TASK INSTRUCTIONS ▸ Copy out the items below without any changes, from the line with "- data-line: [3, 38, 1596, 443]" to the line with "- x-tick-label: 1986: [506, 922, 534, 936]", including both of those lines.

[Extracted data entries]
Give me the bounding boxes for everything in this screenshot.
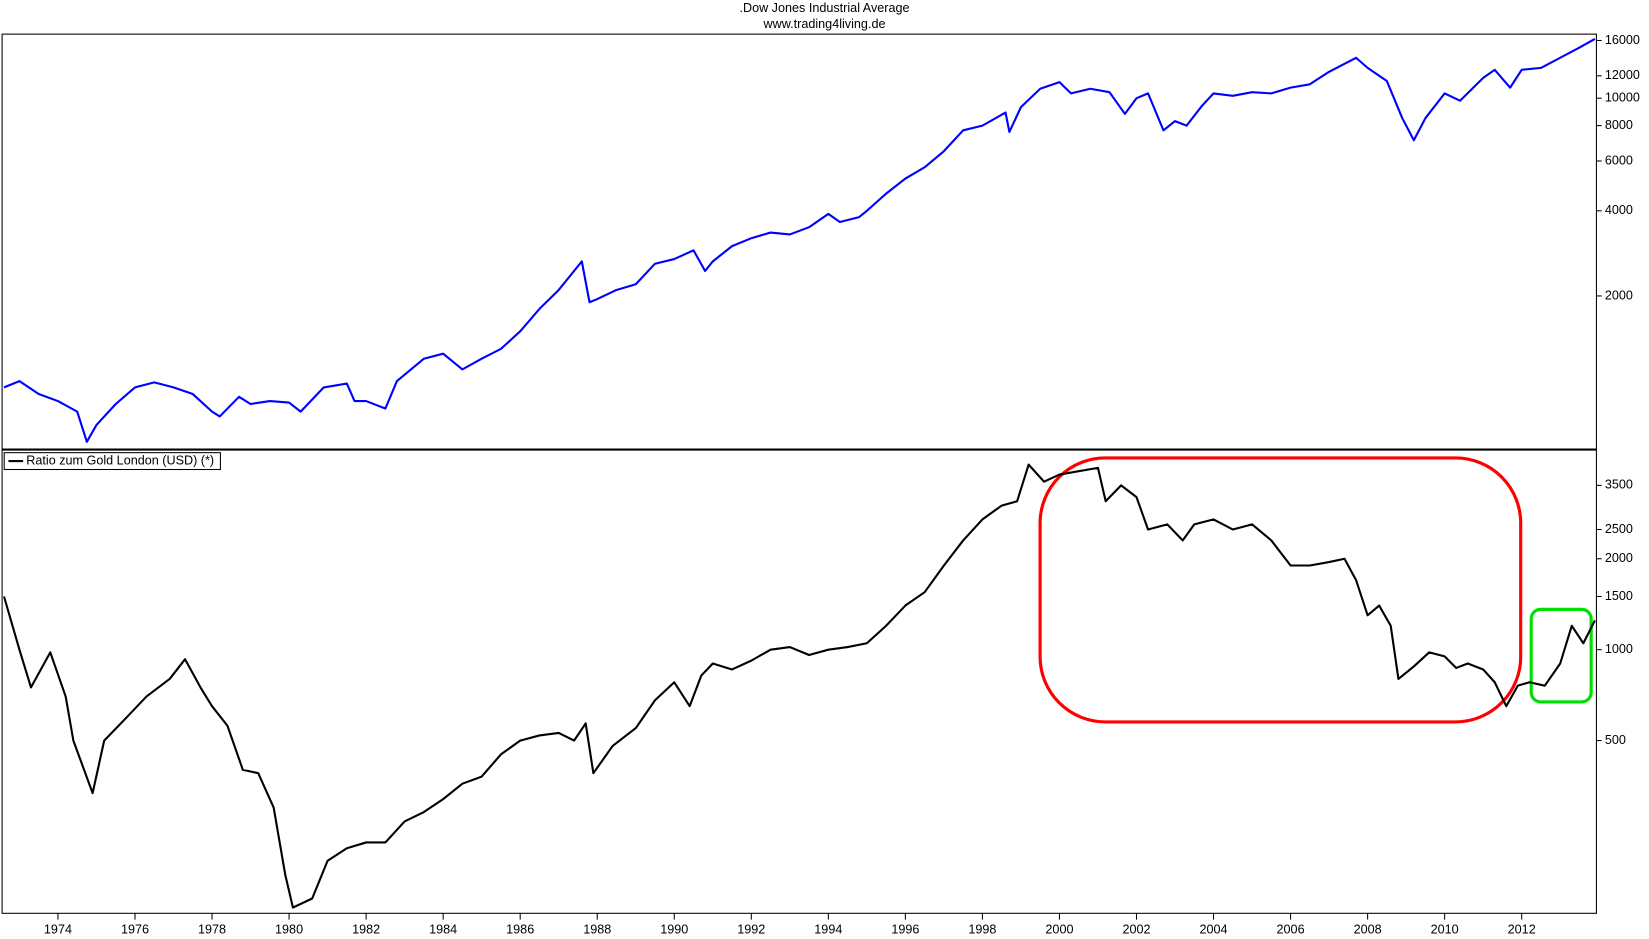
- data-line: [3, 38, 1596, 443]
- x-tick-label: 1998: [968, 922, 996, 936]
- y-tick-label: 16000: [1605, 33, 1640, 47]
- y-tick-label: 8000: [1605, 118, 1633, 132]
- x-tick-label: 1988: [583, 922, 611, 936]
- x-tick-label: 2000: [1045, 922, 1073, 936]
- x-tick-label: 1996: [891, 922, 919, 936]
- x-tick-label: 1986: [506, 922, 534, 936]
- data-line: [3, 463, 1596, 909]
- y-tick-label: 10000: [1605, 91, 1640, 105]
- x-tick-label: 1992: [737, 922, 765, 936]
- x-tick-label: 1984: [429, 922, 457, 936]
- chart-title: .Dow Jones Industrial Average: [739, 1, 909, 15]
- y-tick-label: 2000: [1605, 551, 1633, 565]
- y-tick-label: 3500: [1605, 478, 1633, 492]
- chart-subtitle: www.trading4living.de: [763, 17, 886, 31]
- y-tick-label: 1500: [1605, 589, 1633, 603]
- x-tick-label: 1994: [814, 922, 842, 936]
- x-tick-label: 1974: [44, 922, 72, 936]
- x-tick-label: 2004: [1200, 922, 1228, 936]
- x-tick-label: 1980: [275, 922, 303, 936]
- x-tick-label: 2012: [1508, 922, 1536, 936]
- y-tick-label: 2500: [1605, 522, 1633, 536]
- y-tick-label: 500: [1605, 733, 1626, 747]
- green-highlight: [1529, 607, 1593, 704]
- x-tick-label: 1982: [352, 922, 380, 936]
- y-tick-label: 2000: [1605, 288, 1633, 302]
- x-tick-label: 1978: [198, 922, 226, 936]
- x-tick-label: 1976: [121, 922, 149, 936]
- y-tick-label: 4000: [1605, 203, 1633, 217]
- legend-label: Ratio zum Gold London (USD) (*): [26, 453, 214, 467]
- x-tick-label: 2006: [1277, 922, 1305, 936]
- y-tick-label: 12000: [1605, 68, 1640, 82]
- x-tick-label: 1990: [660, 922, 688, 936]
- x-tick-label: 2002: [1122, 922, 1150, 936]
- y-tick-label: 6000: [1605, 153, 1633, 167]
- red-highlight: [1038, 456, 1523, 724]
- x-tick-label: 2010: [1431, 922, 1459, 936]
- legend-box: [3, 452, 221, 471]
- x-tick-label: 2008: [1354, 922, 1382, 936]
- y-tick-label: 1000: [1605, 642, 1633, 656]
- plot-frame: [1, 33, 1597, 914]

PROBLEM SOLUTION ▸
- data-line: [3, 38, 1596, 443]
- x-tick-label: 1998: [968, 922, 996, 936]
- y-tick-label: 16000: [1605, 33, 1640, 47]
- y-tick-label: 8000: [1605, 118, 1633, 132]
- x-tick-label: 1988: [583, 922, 611, 936]
- x-tick-label: 2000: [1045, 922, 1073, 936]
- x-tick-label: 1996: [891, 922, 919, 936]
- x-tick-label: 1986: [506, 922, 534, 936]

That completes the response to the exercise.